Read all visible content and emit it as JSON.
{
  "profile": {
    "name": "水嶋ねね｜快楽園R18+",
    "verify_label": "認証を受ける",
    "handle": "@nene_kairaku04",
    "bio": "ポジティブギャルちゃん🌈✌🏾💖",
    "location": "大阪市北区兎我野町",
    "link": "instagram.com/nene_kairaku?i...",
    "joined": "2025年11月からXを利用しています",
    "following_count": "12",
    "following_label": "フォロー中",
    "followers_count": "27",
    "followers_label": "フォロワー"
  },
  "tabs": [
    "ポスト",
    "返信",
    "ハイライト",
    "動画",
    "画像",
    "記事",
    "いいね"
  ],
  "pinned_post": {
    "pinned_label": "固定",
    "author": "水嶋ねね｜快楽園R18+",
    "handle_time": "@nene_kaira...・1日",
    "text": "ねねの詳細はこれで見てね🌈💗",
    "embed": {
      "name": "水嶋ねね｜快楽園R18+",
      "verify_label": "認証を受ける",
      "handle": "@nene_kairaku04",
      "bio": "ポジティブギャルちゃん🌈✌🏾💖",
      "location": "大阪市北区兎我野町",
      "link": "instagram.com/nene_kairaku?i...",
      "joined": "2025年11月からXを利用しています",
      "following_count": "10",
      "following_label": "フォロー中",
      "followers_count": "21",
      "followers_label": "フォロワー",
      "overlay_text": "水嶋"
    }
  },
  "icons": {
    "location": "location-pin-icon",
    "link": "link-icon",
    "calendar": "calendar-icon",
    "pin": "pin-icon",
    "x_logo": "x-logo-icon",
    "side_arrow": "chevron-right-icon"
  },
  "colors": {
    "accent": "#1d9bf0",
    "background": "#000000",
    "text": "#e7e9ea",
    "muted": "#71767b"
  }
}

DIRECTIVE » Return a copy of every line that includes the word "認証を受ける".

EXPECTED ANSWER »
    "verify_label": "認証を受ける",
      "verify_label": "認証を受ける",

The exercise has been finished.